Source records:
▬▬▬▬▬▬

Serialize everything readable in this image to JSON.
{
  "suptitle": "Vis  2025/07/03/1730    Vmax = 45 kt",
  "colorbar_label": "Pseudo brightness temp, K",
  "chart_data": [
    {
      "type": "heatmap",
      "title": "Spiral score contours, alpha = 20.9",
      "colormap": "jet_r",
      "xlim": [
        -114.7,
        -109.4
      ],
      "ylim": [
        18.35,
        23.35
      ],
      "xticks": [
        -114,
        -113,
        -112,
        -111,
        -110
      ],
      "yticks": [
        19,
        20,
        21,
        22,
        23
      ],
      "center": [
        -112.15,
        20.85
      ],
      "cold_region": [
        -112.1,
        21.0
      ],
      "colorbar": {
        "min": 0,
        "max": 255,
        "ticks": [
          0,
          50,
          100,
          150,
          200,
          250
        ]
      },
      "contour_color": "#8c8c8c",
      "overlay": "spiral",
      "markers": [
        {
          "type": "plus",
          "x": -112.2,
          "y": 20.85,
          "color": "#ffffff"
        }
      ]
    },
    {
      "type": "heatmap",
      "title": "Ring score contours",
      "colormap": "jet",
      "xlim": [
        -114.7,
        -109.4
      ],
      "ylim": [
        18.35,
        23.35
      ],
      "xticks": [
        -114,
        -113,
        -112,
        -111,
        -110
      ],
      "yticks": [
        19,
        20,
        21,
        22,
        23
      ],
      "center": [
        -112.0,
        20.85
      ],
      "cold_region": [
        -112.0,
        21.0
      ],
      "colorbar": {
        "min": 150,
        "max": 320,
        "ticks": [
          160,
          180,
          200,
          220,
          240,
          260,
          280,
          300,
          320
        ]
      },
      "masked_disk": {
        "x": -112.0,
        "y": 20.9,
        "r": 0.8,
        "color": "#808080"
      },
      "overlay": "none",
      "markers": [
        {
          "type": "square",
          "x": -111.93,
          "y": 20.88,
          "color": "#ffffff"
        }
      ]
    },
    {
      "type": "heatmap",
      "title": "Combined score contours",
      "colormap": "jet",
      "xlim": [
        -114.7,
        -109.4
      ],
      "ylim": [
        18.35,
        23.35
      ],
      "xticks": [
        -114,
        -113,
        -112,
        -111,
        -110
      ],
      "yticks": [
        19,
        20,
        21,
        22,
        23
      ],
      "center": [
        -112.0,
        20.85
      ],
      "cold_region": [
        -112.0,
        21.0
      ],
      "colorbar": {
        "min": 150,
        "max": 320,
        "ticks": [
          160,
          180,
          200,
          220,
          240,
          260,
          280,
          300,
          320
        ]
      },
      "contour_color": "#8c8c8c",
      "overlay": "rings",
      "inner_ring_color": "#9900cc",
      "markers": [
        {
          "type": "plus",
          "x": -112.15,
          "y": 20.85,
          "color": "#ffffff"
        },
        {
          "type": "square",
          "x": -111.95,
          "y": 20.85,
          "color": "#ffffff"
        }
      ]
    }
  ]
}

▬▬▬▬▬▬

_SHORT EXERCISE_
Transcribe every entry verbatim.

_CORRECT RESULT_
Serialize everything readable in this image to JSON.
{
  "suptitle": "Vis  2025/07/03/1730    Vmax = 45 kt",
  "colorbar_label": "Pseudo brightness temp, K",
  "chart_data": [
    {
      "type": "heatmap",
      "title": "Spiral score contours, alpha = 20.9",
      "colormap": "jet_r",
      "xlim": [
        -114.7,
        -109.4
      ],
      "ylim": [
        18.35,
        23.35
      ],
      "xticks": [
        -114,
        -113,
        -112,
        -111,
        -110
      ],
      "yticks": [
        19,
        20,
        21,
        22,
        23
      ],
      "center": [
        -112.15,
        20.85
      ],
      "cold_region": [
        -112.1,
        21.0
      ],
      "colorbar": {
        "min": 0,
        "max": 255,
        "ticks": [
          0,
          50,
          100,
          150,
          200,
          250
        ]
      },
      "contour_color": "#8c8c8c",
      "overlay": "spiral",
      "markers": [
        {
          "type": "plus",
          "x": -112.2,
          "y": 20.85,
          "color": "#ffffff"
        }
      ]
    },
    {
      "type": "heatmap",
      "title": "Ring score contours",
      "colormap": "jet",
      "xlim": [
        -114.7,
        -109.4
      ],
      "ylim": [
        18.35,
        23.35
      ],
      "xticks": [
        -114,
        -113,
        -112,
        -111,
        -110
      ],
      "yticks": [
        19,
        20,
        21,
        22,
        23
      ],
      "center": [
        -112.0,
        20.85
      ],
      "cold_region": [
        -112.0,
        21.0
      ],
      "colorbar": {
        "min": 150,
        "max": 320,
        "ticks": [
          160,
          180,
          200,
          220,
          240,
          260,
          280,
          300,
          320
        ]
      },
      "masked_disk": {
        "x": -112.0,
        "y": 20.9,
        "r": 0.8,
        "color": "#808080"
      },
      "overlay": "none",
      "markers": [
        {
          "type": "square",
          "x": -111.93,
          "y": 20.88,
          "color": "#ffffff"
        }
      ]
    },
    {
      "type": "heatmap",
      "title": "Combined score contours",
      "colormap": "jet",
      "xlim": [
        -114.7,
        -109.4
      ],
      "ylim": [
        18.35,
        23.35
      ],
      "xticks": [
        -114,
        -113,
        -112,
        -111,
        -110
      ],
      "yticks": [
        19,
        20,
        21,
        22,
        23
      ],
      "center": [
        -112.0,
        20.85
      ],
      "cold_region": [
        -112.0,
        21.0
      ],
      "colorbar": {
        "min": 150,
        "max": 320,
        "ticks": [
          160,
          180,
          200,
          220,
          240,
          260,
          280,
          300,
          320
        ]
      },
      "contour_color": "#8c8c8c",
      "overlay": "rings",
      "inner_ring_color": "#9900cc",
      "markers": [
        {
          "type": "plus",
          "x": -112.15,
          "y": 20.85,
          "color": "#ffffff"
        },
        {
          "type": "square",
          "x": -111.95,
          "y": 20.85,
          "color": "#ffffff"
        }
      ]
    }
  ]
}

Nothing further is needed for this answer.